3:2 目をさましなさい。そして死にかけているほかの人たちを力づけなさい。わたしは、あなたの行いが、わたしの神の御前に全うされたとは見ていない。
3:3 だから、あなたがどのように受け、また聞いたのかを思い出しなさい。それを堅く守り、また悔い改めなさい。もし、目をさまさなければ、わたしは盗人のように来る。あなたには、わたしがいつあなたのところに来るか、決してわからない。
3:4 しかし、サルデスには、その衣を汚さなかった者が幾人かいる。彼らは白い衣を着て、わたしとともに歩む。彼らはそれにふさわしい者だからである。
3:5 勝利を得る者は、このように白い衣を着せられる。そして、わたしは、彼の名をいのちの書から消すようなことは決してしない。わたしは彼の名をわたしの父の御前と御使いたちの前で言い表す。
3:6 耳のある者は御霊が諸教会に言われることを聞きなさい。」』【新改訳改訂第3版】

上の写真は、古代サルデスのアルテミス神殿とアクロポリスの遺跡。近くの川から多量の砂金が採れ、富裕な町であった。トルコのイズミール(スミルナ)の約90Km東にある。(「聖書の世界 使徒行伝編」ミルトス刊より)。


ヨハネの黙示録(10) サルデスにある教会へ 3章1節~6節

はじめに

ここでは、聞いたような言葉がたくさん出てきますね。
目を覚ましなさいとか、白い衣とか、いのちの書とか、父の御前と御使いの前で言い表すとか、こういうような言葉が何度も出てくる。
今日は、このサルデスという町にある教会が、取り上げられているわけです。

1.サルデスの教会はですね、この手紙は、いきなり非難から始まっている、ということがお分かりいただけると思います。褒めることがひとつもないんですね。書かれていない。

> **提供された情報**
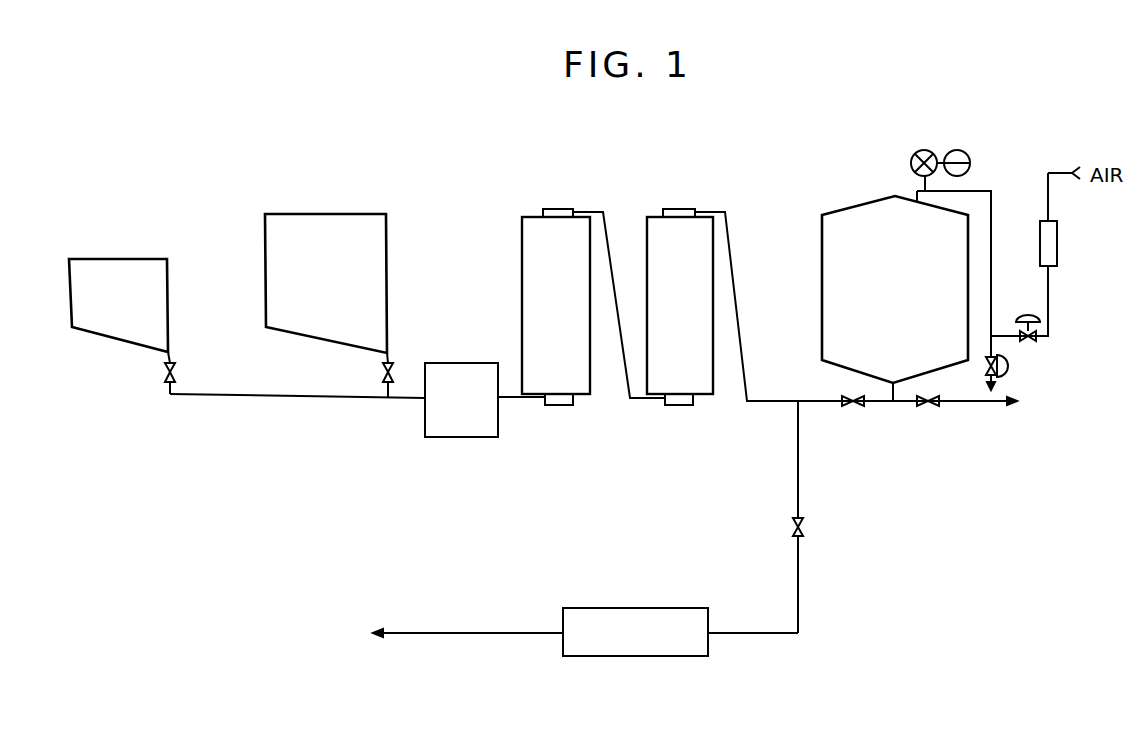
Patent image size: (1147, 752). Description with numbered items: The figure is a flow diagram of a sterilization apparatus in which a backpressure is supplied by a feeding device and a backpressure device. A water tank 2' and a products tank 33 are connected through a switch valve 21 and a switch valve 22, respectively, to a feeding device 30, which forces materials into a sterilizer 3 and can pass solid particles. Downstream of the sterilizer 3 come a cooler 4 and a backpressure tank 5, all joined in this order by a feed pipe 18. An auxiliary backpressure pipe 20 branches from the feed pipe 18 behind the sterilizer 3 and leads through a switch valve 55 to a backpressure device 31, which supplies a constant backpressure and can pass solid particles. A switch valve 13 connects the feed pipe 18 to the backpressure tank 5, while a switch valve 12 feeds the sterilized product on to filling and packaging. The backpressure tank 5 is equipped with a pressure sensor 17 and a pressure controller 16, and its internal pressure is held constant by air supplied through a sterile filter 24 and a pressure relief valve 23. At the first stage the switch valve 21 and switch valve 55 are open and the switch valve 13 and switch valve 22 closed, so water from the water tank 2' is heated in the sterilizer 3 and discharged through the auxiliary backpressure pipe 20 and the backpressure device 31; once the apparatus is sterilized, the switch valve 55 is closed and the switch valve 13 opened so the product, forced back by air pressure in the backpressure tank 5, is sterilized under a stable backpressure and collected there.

> **取り組む課題**
1. 抜粋によると、サルデスでその衣を汚さなかった者たちが白い衣を着て「わたし」とともに歩むのはなぜか。一〜三文で説明しなさい。
2. 抜粋の「3:3 だから、あなたがどの」から「徒行伝編」ミルトス刊より)。」までを、両端を含めて一字一句そのまま書き写しなさい。
一覧は抜粋とは関係がありません。

> **各課題の解答**
1. 彼らがそれにふさわしい者だからです。抜粋には、サルデスにはその衣を汚さなかった者が幾人かおり、彼らは白い衣を着て「わたし」とともに歩むと書かれています。その理由として、彼らがそれにふさわしい者であることが示されています。

2.
3:3 だから、あなたがどのように受け、また聞いたのかを思い出しなさい。それを堅く守り、また悔い改めなさい。もし、目をさまさなければ、わたしは盗人のように来る。あなたには、わたしがいつあなたのところに来るか、決してわからない。
3:4 しかし、サルデスには、その衣を汚さなかった者が幾人かいる。彼らは白い衣を着て、わたしとともに歩む。彼らはそれにふさわしい者だからである。
3:5 勝利を得る者は、このように白い衣を着せられる。そして、わたしは、彼の名をいのちの書から消すようなことは決してしない。わたしは彼の名をわたしの父の御前と御使いたちの前で言い表す。
3:6 耳のある者は御霊が諸教会に言われることを聞きなさい。」』【新改訳改訂第3版】

上の写真は、古代サルデスのアルテミス神殿とアクロポリスの遺跡。近くの川から多量の砂金が採れ、富裕な町であった。トルコのイズミール(スミルナ)の約90Km東にある。(「聖書の世界 使徒行伝編」ミルトス刊より)。